### Written request
Go through the records and give each one again exactly.

───── Data for the task

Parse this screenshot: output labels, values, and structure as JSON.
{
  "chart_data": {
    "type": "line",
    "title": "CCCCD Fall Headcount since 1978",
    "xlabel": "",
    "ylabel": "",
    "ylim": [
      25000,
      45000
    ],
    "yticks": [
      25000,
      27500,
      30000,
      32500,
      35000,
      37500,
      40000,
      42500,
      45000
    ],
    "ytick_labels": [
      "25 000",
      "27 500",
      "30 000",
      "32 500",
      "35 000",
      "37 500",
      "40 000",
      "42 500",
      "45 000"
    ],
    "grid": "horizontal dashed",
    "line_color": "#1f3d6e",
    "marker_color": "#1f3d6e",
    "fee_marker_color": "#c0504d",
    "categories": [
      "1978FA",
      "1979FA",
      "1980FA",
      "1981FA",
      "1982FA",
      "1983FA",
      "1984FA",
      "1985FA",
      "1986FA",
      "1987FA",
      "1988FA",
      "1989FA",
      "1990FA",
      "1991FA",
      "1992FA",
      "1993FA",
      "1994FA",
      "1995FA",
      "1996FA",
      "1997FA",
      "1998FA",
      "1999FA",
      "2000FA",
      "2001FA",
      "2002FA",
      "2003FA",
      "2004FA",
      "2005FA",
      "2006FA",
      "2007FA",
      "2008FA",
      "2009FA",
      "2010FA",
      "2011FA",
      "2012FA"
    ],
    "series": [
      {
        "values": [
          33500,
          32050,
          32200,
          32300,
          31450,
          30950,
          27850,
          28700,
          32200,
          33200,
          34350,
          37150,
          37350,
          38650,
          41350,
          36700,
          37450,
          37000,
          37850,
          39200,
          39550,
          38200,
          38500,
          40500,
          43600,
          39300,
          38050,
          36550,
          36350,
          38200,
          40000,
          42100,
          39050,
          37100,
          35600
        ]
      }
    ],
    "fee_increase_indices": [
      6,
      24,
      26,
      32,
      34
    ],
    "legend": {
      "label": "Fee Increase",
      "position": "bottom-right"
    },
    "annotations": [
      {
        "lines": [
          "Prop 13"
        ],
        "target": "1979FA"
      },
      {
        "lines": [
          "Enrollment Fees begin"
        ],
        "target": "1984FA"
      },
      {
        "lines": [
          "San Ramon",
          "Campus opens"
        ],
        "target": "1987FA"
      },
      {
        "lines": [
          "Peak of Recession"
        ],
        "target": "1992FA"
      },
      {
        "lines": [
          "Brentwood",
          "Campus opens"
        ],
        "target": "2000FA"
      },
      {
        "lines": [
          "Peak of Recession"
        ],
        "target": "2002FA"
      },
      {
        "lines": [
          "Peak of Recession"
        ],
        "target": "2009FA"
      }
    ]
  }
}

──────────

### Expected output
Parse this screenshot: output labels, values, and structure as JSON.
{
  "chart_data": {
    "type": "line",
    "title": "CCCCD Fall Headcount since 1978",
    "xlabel": "",
    "ylabel": "",
    "ylim": [
      25000,
      45000
    ],
    "yticks": [
      25000,
      27500,
      30000,
      32500,
      35000,
      37500,
      40000,
      42500,
      45000
    ],
    "ytick_labels": [
      "25 000",
      "27 500",
      "30 000",
      "32 500",
      "35 000",
      "37 500",
      "40 000",
      "42 500",
      "45 000"
    ],
    "grid": "horizontal dashed",
    "line_color": "#1f3d6e",
    "marker_color": "#1f3d6e",
    "fee_marker_color": "#c0504d",
    "categories": [
      "1978FA",
      "1979FA",
      "1980FA",
      "1981FA",
      "1982FA",
      "1983FA",
      "1984FA",
      "1985FA",
      "1986FA",
      "1987FA",
      "1988FA",
      "1989FA",
      "1990FA",
      "1991FA",
      "1992FA",
      "1993FA",
      "1994FA",
      "1995FA",
      "1996FA",
      "1997FA",
      "1998FA",
      "1999FA",
      "2000FA",
      "2001FA",
      "2002FA",
      "2003FA",
      "2004FA",
      "2005FA",
      "2006FA",
      "2007FA",
      "2008FA",
      "2009FA",
      "2010FA",
      "2011FA",
      "2012FA"
    ],
    "series": [
      {
        "values": [
          33500,
          32050,
          32200,
          32300,
          31450,
          30950,
          27850,
          28700,
          32200,
          33200,
          34350,
          37150,
          37350,
          38650,
          41350,
          36700,
          37450,
          37000,
          37850,
          39200,
          39550,
          38200,
          38500,
          40500,
          43600,
          39300,
          38050,
          36550,
          36350,
          38200,
          40000,
          42100,
          39050,
          37100,
          35600
        ]
      }
    ],
    "fee_increase_indices": [
      6,
      24,
      26,
      32,
      34
    ],
    "legend": {
      "label": "Fee Increase",
      "position": "bottom-right"
    },
    "annotations": [
      {
        "lines": [
          "Prop 13"
        ],
        "target": "1979FA"
      },
      {
        "lines": [
          "Enrollment Fees begin"
        ],
        "target": "1984FA"
      },
      {
        "lines": [
          "San Ramon",
          "Campus opens"
        ],
        "target": "1987FA"
      },
      {
        "lines": [
          "Peak of Recession"
        ],
        "target": "1992FA"
      },
      {
        "lines": [
          "Brentwood",
          "Campus opens"
        ],
        "target": "2000FA"
      },
      {
        "lines": [
          "Peak of Recession"
        ],
        "target": "2002FA"
      },
      {
        "lines": [
          "Peak of Recession"
        ],
        "target": "2009FA"
      }
    ]
  }
}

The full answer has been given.